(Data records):
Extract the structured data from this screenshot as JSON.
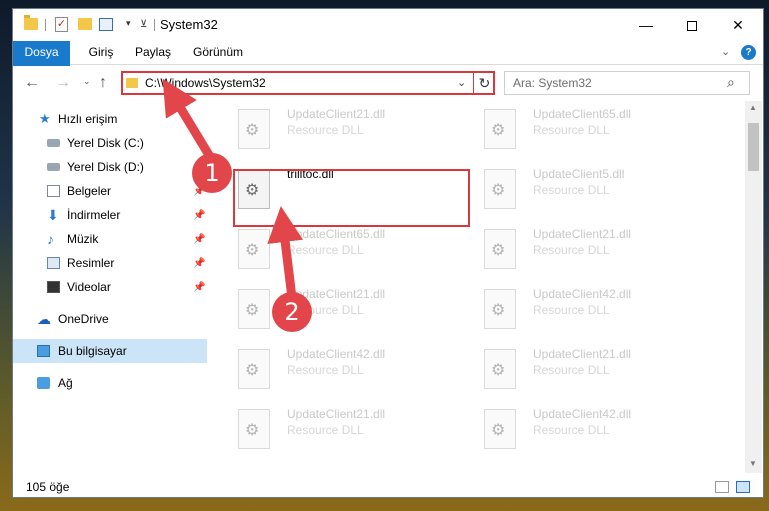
{
  "window": {
    "title": "System32",
    "minimize_glyph": "—",
    "close_glyph": "✕"
  },
  "ribbon": {
    "tabs": [
      "Dosya",
      "Giriş",
      "Paylaş",
      "Görünüm"
    ],
    "chevron": "⌄",
    "help": "?"
  },
  "nav": {
    "back": "←",
    "forward": "→",
    "recent": "⌄",
    "up": "↑",
    "address": "C:\\Windows\\System32",
    "address_dropdown": "⌄",
    "refresh": "↻",
    "search_placeholder": "Ara: System32",
    "search_icon": "⌕"
  },
  "sidebar": {
    "items": [
      {
        "label": "Hızlı erişim",
        "icon": "star-icon"
      },
      {
        "label": "Yerel Disk (C:)",
        "icon": "drive-icon"
      },
      {
        "label": "Yerel Disk (D:)",
        "icon": "drive-icon"
      },
      {
        "label": "Belgeler",
        "icon": "documents-icon",
        "pinned": true
      },
      {
        "label": "İndirmeler",
        "icon": "downloads-icon",
        "pinned": true
      },
      {
        "label": "Müzik",
        "icon": "music-icon",
        "pinned": true
      },
      {
        "label": "Resimler",
        "icon": "pictures-icon",
        "pinned": true
      },
      {
        "label": "Videolar",
        "icon": "videos-icon",
        "pinned": true
      },
      {
        "label": "OneDrive",
        "icon": "onedrive-icon"
      },
      {
        "label": "Bu bilgisayar",
        "icon": "computer-icon",
        "selected": true
      },
      {
        "label": "Ağ",
        "icon": "network-icon"
      }
    ],
    "pin_glyph": "📌"
  },
  "files": [
    {
      "name": "UpdateClient21.dll",
      "desc": "Resource DLL"
    },
    {
      "name": "UpdateClient65.dll",
      "desc": "Resource DLL"
    },
    {
      "name": "trilltoc.dll",
      "desc": "",
      "highlighted": true
    },
    {
      "name": "UpdateClient5.dll",
      "desc": "Resource DLL"
    },
    {
      "name": "UpdateClient65.dll",
      "desc": "Resource DLL"
    },
    {
      "name": "UpdateClient21.dll",
      "desc": "Resource DLL"
    },
    {
      "name": "UpdateClient21.dll",
      "desc": "Resource DLL"
    },
    {
      "name": "UpdateClient42.dll",
      "desc": "Resource DLL"
    },
    {
      "name": "UpdateClient42.dll",
      "desc": "Resource DLL"
    },
    {
      "name": "UpdateClient21.dll",
      "desc": "Resource DLL"
    },
    {
      "name": "UpdateClient21.dll",
      "desc": "Resource DLL"
    },
    {
      "name": "UpdateClient42.dll",
      "desc": "Resource DLL"
    }
  ],
  "status": {
    "count": "105 öğe"
  },
  "annotations": {
    "badge1": "1",
    "badge2": "2",
    "color": "#e2454a"
  },
  "colors": {
    "accent": "#1979ca",
    "highlight_box": "#d9393e",
    "selection": "#cce4f7"
  }
}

(Written exercise):
State only how many lines in the material include "Yerel".

(Result of the exercise):
2